課題一覧
1) MIMOCAの鑑賞記に出てくる人名をすべて挙げてください。
2) MIMOCAの鑑賞記の最後の文の後に続く文章を書くこと。

本文
美術

ある日の演奏覚書その5〜観光編・現代アート①

旅程の半分は演奏会絡みだったので、十分に時間を費やすことは叶わなかったが、いくつか印象深いアートに触れることができた。

どの場所を訪れても必ず、一人でじっくり作品を鑑賞している人がいて、素敵な時間の過ごし方をなさっている様子が格好良かった(東京では団体客をよく見かけるのと対照的)

猪熊弦一郎現代美術館 MIMOCA

香川県丸亀市。予讃線丸亀駅からすぐ。

<常設展>猪熊弦一郎展 画家としてのはじまり

猪熊弦一郎氏は高松市生まれ。少年期を香川県で過ごした。
1938〜1940フランスに遊学中、マティスに学ぶ。

「マチスに絵を見てもらった時「お前の絵はうますぎる」と言われた。マチスから自分の絵になっていないと言われたと思って本当に恥ずかしかったという。
うまく書くということは人によく見てもらいたいと思って描くことで、思ったことを素直な、虚飾のない姿でカンバスにぶつけることが一番大事と思い知らされた。
マチスのこの言葉は一生を通じて最も大きな教訓となった。」
(長原孝弘著/MIMOCA開館30周年記念 どこにもない美術館を目指して 2021年発行冊子より)

つい最近東京でマティス展を観たばかりだったので、その繋がりがなんとなく嬉しい。
しかし、、30代半ばに自分の尊敬する人からこういう言葉を投げかけられたら、けっこうショックだろうな。少しはマシになってきたかも?と思っている自分をぺしゃっと潰されたような気がするに違いない。(似たような経験あり、あぁいたたまれない。)

現在展示されている中で気に入ったのは「対話彫刻」という立体作品。チョコレートの包み紙や針金を材料にした細長い昆虫のようなものが、いろいろ。ユーモラスでかわいい。

2万点の所蔵品があるそうなので、他の油彩も見てみたい。

作品ではないが、彼の小物コレクション、小家具など日頃手元に置いてあった品々はどれも相当私好み。

猪熊氏はMIMOCAに子どもとアートの出会いの場、心が元気になる場「心の病院」であることを求めていたそうだ。「肘掛け椅子のような絵を描きたい」という言葉を残したマチスと方向性が似ていると思うのは私だけだろうか。

資料欄
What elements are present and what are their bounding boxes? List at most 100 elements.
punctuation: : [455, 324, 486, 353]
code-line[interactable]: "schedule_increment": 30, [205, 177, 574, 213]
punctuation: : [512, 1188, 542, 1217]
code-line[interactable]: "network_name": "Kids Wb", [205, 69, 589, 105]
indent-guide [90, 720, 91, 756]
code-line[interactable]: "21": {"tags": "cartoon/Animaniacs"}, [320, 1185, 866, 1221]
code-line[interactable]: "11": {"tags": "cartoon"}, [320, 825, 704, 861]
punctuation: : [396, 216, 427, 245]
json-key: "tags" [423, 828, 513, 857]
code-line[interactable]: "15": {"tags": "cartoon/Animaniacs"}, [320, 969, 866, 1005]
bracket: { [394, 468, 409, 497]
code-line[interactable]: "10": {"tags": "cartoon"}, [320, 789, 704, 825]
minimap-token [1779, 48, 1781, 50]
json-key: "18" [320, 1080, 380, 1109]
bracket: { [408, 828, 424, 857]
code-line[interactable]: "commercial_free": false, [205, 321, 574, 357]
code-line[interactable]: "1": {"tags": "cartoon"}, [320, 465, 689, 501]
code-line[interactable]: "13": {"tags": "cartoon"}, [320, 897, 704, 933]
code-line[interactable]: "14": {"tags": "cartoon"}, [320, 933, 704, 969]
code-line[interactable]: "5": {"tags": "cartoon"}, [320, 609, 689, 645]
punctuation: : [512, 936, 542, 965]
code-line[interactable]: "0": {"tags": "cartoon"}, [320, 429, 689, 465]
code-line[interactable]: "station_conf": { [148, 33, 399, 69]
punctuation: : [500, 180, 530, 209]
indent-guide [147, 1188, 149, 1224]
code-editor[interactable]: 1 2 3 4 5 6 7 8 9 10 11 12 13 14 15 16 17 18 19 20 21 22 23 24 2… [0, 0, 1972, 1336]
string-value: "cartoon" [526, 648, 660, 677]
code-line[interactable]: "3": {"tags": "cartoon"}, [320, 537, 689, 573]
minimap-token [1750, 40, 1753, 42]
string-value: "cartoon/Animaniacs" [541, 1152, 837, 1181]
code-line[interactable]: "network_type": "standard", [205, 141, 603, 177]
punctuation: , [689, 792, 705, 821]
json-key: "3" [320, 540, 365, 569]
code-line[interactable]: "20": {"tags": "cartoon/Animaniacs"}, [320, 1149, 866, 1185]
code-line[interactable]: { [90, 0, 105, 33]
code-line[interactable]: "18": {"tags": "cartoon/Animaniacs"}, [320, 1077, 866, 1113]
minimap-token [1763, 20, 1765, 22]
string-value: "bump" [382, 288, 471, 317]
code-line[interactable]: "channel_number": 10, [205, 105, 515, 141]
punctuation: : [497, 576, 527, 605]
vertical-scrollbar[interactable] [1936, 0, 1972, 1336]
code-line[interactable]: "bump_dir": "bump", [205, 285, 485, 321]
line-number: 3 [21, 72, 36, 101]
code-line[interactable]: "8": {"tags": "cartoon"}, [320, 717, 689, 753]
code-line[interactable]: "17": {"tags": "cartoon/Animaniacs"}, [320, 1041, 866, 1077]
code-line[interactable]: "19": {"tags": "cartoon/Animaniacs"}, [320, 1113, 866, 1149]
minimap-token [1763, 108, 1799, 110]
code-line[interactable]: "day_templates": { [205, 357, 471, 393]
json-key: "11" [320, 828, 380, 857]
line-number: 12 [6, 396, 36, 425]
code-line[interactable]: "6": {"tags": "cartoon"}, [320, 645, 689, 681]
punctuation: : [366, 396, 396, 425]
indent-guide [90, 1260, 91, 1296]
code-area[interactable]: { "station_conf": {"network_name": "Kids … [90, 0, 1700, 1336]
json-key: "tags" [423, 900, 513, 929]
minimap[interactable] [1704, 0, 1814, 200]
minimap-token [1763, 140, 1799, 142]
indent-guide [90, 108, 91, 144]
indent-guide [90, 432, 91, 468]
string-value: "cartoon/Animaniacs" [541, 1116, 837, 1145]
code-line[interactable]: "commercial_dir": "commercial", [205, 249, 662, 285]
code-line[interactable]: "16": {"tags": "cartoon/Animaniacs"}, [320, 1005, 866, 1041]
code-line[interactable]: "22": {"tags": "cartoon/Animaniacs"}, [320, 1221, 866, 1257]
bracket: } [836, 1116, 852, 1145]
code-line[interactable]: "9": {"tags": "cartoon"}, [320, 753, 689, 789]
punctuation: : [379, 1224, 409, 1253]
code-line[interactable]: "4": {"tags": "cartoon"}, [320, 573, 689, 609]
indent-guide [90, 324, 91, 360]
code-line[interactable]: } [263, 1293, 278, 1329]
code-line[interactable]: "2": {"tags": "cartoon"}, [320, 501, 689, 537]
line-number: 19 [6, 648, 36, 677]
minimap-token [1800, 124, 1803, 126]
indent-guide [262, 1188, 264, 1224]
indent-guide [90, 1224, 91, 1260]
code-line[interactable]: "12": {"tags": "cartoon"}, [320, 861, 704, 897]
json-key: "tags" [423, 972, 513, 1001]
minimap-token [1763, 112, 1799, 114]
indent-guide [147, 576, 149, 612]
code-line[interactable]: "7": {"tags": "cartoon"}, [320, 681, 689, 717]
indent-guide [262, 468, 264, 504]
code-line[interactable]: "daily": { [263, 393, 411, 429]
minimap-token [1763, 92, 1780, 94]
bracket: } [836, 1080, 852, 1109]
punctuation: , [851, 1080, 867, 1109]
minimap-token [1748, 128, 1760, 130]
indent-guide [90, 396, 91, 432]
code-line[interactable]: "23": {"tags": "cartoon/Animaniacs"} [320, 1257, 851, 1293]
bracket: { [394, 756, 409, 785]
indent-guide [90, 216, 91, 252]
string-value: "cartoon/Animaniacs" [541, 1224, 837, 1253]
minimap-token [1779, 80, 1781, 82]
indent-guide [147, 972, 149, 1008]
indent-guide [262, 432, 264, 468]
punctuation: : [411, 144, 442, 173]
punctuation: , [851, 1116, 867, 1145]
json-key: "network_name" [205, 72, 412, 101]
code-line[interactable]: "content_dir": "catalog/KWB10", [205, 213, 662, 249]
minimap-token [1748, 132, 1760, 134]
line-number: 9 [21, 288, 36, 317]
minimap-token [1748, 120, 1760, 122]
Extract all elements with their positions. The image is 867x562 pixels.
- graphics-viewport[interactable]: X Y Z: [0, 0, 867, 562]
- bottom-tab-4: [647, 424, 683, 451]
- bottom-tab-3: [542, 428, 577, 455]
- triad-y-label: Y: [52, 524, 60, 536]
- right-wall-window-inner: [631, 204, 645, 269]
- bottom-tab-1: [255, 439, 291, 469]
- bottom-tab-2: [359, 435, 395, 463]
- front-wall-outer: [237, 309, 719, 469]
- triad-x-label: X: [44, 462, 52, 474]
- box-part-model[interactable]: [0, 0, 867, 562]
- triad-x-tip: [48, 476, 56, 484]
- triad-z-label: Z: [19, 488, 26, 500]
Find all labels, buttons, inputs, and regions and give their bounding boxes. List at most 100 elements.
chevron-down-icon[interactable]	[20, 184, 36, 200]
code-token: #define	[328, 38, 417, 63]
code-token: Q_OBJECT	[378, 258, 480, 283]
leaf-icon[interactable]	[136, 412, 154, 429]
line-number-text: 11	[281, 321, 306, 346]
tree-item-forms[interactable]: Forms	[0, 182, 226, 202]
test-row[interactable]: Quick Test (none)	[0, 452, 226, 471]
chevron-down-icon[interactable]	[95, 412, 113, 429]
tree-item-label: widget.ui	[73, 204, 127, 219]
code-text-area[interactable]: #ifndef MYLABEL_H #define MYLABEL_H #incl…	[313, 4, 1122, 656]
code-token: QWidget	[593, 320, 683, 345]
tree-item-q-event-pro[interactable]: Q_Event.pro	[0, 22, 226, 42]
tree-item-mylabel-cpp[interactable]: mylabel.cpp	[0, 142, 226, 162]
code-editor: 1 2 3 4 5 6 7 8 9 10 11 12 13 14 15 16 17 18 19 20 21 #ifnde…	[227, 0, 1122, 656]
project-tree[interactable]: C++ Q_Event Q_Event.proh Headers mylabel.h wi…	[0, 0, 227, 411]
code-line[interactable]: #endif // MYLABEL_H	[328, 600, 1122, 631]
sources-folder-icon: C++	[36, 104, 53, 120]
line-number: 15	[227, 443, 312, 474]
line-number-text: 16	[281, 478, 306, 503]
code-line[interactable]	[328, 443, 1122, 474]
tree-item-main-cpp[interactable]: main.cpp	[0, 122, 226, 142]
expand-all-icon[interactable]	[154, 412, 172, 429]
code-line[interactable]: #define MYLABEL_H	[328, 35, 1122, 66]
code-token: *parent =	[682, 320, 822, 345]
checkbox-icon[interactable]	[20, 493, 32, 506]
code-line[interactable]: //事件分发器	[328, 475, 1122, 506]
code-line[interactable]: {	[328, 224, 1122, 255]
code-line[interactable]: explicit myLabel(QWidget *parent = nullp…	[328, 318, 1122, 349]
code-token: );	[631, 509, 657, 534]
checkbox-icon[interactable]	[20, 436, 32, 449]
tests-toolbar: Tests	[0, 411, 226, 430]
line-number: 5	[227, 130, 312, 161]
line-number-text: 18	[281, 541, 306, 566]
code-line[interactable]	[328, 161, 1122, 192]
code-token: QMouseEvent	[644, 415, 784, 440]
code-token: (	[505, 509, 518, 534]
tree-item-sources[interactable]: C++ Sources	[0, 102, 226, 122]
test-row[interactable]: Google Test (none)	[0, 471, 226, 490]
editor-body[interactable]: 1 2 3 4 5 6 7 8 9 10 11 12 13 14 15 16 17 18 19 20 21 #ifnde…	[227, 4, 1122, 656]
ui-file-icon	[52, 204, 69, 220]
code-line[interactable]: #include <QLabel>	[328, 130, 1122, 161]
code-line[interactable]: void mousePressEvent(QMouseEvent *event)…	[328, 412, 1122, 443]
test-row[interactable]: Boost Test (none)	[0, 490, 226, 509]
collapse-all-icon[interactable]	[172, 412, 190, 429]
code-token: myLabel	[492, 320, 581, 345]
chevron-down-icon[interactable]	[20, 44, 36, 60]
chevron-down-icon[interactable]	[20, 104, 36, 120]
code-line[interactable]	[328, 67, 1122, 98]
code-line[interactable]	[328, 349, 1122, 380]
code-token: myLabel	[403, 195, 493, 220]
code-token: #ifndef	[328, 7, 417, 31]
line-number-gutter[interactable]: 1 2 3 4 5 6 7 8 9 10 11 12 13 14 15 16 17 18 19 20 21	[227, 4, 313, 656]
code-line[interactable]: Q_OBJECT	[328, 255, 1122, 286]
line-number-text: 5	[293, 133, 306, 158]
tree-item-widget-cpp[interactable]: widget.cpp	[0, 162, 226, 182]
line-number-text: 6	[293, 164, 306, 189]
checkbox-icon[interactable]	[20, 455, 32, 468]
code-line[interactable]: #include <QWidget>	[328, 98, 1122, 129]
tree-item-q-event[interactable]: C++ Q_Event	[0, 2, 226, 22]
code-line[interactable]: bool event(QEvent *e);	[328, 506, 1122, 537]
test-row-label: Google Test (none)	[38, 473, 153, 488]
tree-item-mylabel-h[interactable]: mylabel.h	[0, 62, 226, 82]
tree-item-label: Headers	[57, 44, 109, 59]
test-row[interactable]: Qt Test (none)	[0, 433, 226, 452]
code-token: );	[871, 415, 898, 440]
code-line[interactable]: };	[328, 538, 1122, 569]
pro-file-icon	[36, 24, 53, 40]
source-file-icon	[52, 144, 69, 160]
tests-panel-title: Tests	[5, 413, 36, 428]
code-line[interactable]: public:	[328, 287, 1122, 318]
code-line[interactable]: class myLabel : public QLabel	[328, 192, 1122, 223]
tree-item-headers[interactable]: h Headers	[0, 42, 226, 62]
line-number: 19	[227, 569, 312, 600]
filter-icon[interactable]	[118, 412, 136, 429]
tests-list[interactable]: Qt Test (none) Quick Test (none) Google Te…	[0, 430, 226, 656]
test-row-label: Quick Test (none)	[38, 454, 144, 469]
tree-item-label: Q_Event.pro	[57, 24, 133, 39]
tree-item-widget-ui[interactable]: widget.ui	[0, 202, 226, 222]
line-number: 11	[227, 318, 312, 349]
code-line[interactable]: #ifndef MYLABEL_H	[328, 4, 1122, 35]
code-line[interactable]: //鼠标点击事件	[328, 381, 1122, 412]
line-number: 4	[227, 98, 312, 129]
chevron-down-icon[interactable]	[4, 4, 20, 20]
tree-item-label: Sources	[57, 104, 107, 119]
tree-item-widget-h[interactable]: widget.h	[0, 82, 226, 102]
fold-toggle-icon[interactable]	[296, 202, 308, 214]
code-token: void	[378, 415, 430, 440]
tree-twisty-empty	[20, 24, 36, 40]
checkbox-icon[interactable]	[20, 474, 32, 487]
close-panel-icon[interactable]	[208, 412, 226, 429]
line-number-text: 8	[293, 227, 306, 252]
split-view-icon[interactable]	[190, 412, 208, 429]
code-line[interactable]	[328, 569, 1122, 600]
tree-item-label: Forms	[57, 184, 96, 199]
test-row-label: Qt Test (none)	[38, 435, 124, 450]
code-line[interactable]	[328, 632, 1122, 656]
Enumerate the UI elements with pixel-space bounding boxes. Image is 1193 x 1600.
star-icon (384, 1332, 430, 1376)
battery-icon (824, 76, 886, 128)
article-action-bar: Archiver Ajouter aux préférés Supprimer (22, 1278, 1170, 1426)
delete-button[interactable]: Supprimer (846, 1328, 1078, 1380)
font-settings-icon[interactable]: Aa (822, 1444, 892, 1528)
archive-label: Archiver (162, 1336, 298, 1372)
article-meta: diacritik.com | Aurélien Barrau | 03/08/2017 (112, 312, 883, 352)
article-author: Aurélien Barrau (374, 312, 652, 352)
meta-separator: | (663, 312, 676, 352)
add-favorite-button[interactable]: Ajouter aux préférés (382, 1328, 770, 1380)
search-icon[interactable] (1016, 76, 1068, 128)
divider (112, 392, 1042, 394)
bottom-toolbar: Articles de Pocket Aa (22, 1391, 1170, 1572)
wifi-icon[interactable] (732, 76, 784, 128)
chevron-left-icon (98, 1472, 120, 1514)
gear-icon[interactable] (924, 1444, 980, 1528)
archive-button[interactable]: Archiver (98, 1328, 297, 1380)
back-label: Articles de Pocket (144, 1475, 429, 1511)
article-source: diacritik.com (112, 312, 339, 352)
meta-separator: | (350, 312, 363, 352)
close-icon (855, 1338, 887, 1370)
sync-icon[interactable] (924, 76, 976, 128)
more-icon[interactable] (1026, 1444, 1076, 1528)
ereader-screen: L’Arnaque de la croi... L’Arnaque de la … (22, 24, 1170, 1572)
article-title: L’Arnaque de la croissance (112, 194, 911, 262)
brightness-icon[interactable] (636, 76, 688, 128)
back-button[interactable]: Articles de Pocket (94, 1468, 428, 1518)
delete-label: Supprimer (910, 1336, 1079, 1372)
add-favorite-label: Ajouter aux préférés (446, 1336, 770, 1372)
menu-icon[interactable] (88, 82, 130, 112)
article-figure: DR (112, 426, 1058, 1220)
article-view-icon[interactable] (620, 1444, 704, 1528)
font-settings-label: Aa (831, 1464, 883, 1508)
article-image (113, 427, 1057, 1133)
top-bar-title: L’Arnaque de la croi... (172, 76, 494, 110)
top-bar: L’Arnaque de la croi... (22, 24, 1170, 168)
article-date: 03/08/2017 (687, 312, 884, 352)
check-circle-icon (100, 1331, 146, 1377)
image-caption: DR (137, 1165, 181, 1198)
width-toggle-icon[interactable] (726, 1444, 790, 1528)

解答
1) 猪熊弦一郎、マティス（マチス）、長原孝弘

2)
イサム・ノグチ 

<観光編・食> で紹介したカフェMIMOCAのテーブル席に座ると、目の前の大きなガラス窓から広場のような屋外開放スペース(カスケードプラザ)が見渡せる。
正面の壁には滝のように水が流れていて、その手前にイサムノグチ作品の自然石(玄武岩)が当たり前のように立っている。

実は、あまりにも自然に風景に溶け込んでいたので、東京に戻ってこれを書き出してから初めてその存在に気がついた(思い出した?)
その時は、お茶しながらぼぉ~っと、広場で遊んでいる家族連れや、黄色い彫刻(トライアングルアンドレインボーというらしい)や滝の水を眺めていて、自然石はそこにあったけれど色も地味で(石だけに)、なんとなく目の端に映っていたくらい。
でも存在感はダントツだったのだろう。そうでなければ何日も経ってから思い出したりしないもの。う〜む驚きだ。これまでで一番凄いと思ったイサム・ノグチ作品。

設計 谷口吉生

MIMOCAは
館内どこにいても、伸びやかに空間が広がって心地よい。
呼吸がゆったりする。
ここ好きだなぁ。。

ずっと離れた東北、山形県酒田市に土門拳記念館がある。
酒田を訪れたら、足を伸ばしたいお気に入りの場所。
土門拳氏の写真もさることながら、山上にすっと現れるその建物が好き。爽快感がある。

なんとこの設計も谷口吉生氏。そして、イサムノグチの彫刻もある。
偶然だけど、ちょっとした驚き。

土門拳記念館にあるイサム・ノグチ作品「土門さん」はこの夏、開館以来40年ぶりに洗浄された。屋外の彫刻はお手入れが悩ましい。